Stated exercise — Reproduce every line of the records below word for word, without the pictures.

(Layout element entries)
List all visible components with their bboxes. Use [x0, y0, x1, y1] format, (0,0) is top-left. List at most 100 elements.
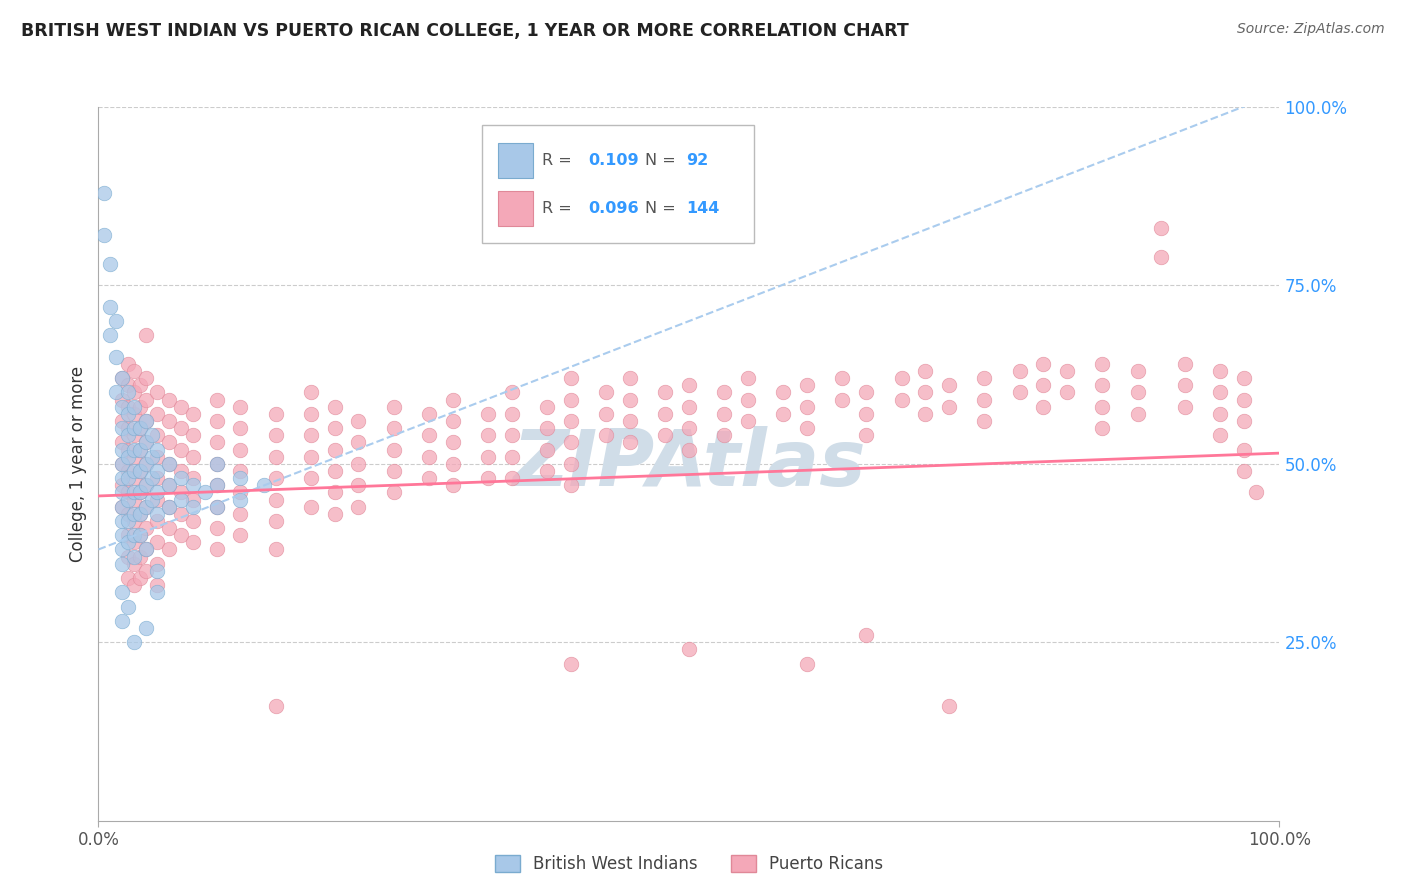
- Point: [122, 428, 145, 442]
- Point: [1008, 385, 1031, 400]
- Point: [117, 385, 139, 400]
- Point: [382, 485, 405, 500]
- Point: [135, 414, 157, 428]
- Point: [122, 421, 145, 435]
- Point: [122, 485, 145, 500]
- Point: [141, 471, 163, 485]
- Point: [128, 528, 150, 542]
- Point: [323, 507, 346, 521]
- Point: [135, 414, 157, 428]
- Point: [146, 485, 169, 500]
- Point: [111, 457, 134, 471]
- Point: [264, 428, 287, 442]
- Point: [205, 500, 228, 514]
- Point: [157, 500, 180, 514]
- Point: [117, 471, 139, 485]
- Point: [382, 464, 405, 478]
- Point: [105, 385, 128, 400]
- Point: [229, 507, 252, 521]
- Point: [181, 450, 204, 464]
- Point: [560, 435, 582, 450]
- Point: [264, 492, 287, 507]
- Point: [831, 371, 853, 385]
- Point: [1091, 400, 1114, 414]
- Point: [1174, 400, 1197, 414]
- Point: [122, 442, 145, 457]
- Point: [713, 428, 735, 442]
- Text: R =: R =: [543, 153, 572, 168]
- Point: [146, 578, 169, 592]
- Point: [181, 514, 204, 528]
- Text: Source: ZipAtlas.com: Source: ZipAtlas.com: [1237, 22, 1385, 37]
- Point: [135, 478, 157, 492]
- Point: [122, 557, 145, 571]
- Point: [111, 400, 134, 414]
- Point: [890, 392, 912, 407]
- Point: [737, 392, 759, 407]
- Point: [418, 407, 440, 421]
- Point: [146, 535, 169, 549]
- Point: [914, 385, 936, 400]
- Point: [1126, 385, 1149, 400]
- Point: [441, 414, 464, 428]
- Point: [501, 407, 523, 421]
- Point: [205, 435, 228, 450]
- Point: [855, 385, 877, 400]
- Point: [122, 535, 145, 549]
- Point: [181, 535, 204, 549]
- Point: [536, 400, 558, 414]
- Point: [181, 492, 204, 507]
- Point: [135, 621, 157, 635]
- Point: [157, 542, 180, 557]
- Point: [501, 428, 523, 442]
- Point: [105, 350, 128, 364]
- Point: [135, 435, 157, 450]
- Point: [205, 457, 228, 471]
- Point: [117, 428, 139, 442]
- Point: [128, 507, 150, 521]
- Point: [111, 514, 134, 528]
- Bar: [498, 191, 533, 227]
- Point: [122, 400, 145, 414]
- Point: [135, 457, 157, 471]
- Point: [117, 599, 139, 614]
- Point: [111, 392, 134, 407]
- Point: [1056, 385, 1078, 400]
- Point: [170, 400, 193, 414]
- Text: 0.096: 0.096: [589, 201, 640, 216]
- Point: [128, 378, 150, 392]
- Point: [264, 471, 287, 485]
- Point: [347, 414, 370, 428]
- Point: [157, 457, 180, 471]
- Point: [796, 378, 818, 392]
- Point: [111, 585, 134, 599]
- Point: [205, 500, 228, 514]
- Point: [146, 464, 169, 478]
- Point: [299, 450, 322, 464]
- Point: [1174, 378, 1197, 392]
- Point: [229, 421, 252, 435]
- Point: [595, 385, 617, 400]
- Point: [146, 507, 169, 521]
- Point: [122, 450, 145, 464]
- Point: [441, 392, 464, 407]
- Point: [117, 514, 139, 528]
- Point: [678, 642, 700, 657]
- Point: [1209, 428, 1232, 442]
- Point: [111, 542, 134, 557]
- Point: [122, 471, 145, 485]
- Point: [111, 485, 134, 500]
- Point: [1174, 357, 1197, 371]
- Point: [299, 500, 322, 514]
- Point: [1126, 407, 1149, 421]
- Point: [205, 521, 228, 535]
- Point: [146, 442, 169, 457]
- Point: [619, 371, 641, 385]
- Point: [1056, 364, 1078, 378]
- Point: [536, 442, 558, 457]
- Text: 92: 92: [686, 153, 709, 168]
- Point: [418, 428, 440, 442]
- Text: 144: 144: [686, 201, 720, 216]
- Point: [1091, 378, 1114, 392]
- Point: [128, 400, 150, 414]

Task result —
List all visible components with their bboxes. Use [x0, y0, x1, y1] format, (0,0) is top-left. List at most 100 elements.
- Point: [122, 428, 145, 442]
- Point: [1008, 385, 1031, 400]
- Point: [117, 385, 139, 400]
- Point: [382, 485, 405, 500]
- Point: [135, 414, 157, 428]
- Point: [122, 421, 145, 435]
- Point: [122, 485, 145, 500]
- Point: [141, 471, 163, 485]
- Point: [128, 528, 150, 542]
- Point: [323, 507, 346, 521]
- Point: [135, 414, 157, 428]
- Point: [146, 485, 169, 500]
- Point: [111, 457, 134, 471]
- Point: [264, 428, 287, 442]
- Point: [205, 500, 228, 514]
- Point: [157, 500, 180, 514]
- Point: [117, 471, 139, 485]
- Point: [382, 464, 405, 478]
- Point: [105, 385, 128, 400]
- Point: [229, 507, 252, 521]
- Point: [181, 450, 204, 464]
- Point: [560, 435, 582, 450]
- Point: [264, 492, 287, 507]
- Point: [831, 371, 853, 385]
- Point: [1091, 400, 1114, 414]
- Point: [1174, 400, 1197, 414]
- Point: [122, 442, 145, 457]
- Point: [713, 428, 735, 442]
- Text: R =: R =: [543, 153, 572, 168]
- Point: [146, 578, 169, 592]
- Point: [181, 514, 204, 528]
- Text: Source: ZipAtlas.com: Source: ZipAtlas.com: [1237, 22, 1385, 37]
- Point: [135, 478, 157, 492]
- Point: [122, 557, 145, 571]
- Point: [111, 400, 134, 414]
- Point: [890, 392, 912, 407]
- Point: [737, 392, 759, 407]
- Point: [418, 407, 440, 421]
- Point: [146, 535, 169, 549]
- Point: [914, 385, 936, 400]
- Point: [1126, 385, 1149, 400]
- Point: [441, 414, 464, 428]
- Point: [501, 407, 523, 421]
- Point: [205, 435, 228, 450]
- Point: [855, 385, 877, 400]
- Point: [122, 535, 145, 549]
- Point: [181, 535, 204, 549]
- Point: [536, 400, 558, 414]
- Point: [181, 492, 204, 507]
- Point: [135, 621, 157, 635]
- Point: [157, 542, 180, 557]
- Point: [501, 428, 523, 442]
- Point: [105, 350, 128, 364]
- Point: [135, 435, 157, 450]
- Point: [205, 457, 228, 471]
- Point: [117, 428, 139, 442]
- Point: [128, 507, 150, 521]
- Point: [111, 514, 134, 528]
- Bar: [498, 191, 533, 227]
- Point: [122, 400, 145, 414]
- Point: [135, 457, 157, 471]
- Point: [117, 599, 139, 614]
- Point: [111, 392, 134, 407]
- Point: [1056, 385, 1078, 400]
- Point: [170, 400, 193, 414]
- Text: 0.096: 0.096: [589, 201, 640, 216]
- Point: [128, 378, 150, 392]
- Point: [264, 471, 287, 485]
- Point: [347, 414, 370, 428]
- Point: [157, 457, 180, 471]
- Point: [796, 378, 818, 392]
- Point: [111, 585, 134, 599]
- Point: [205, 500, 228, 514]
- Point: [146, 464, 169, 478]
- Point: [299, 450, 322, 464]
- Point: [1174, 378, 1197, 392]
- Point: [229, 421, 252, 435]
- Point: [595, 385, 617, 400]
- Point: [146, 507, 169, 521]
- Point: [122, 450, 145, 464]
- Point: [441, 392, 464, 407]
- Point: [117, 514, 139, 528]
- Point: [678, 642, 700, 657]
- Point: [1209, 428, 1232, 442]
- Point: [111, 542, 134, 557]
- Point: [122, 471, 145, 485]
- Point: [111, 485, 134, 500]
- Point: [1174, 357, 1197, 371]
- Point: [299, 500, 322, 514]
- Point: [1126, 407, 1149, 421]
- Point: [205, 521, 228, 535]
- Point: [146, 442, 169, 457]
- Point: [619, 371, 641, 385]
- Point: [1056, 364, 1078, 378]
- Point: [536, 442, 558, 457]
- Text: 92: 92: [686, 153, 709, 168]
- Point: [418, 428, 440, 442]
- Text: 144: 144: [686, 201, 720, 216]
- Point: [1091, 378, 1114, 392]
- Point: [128, 400, 150, 414]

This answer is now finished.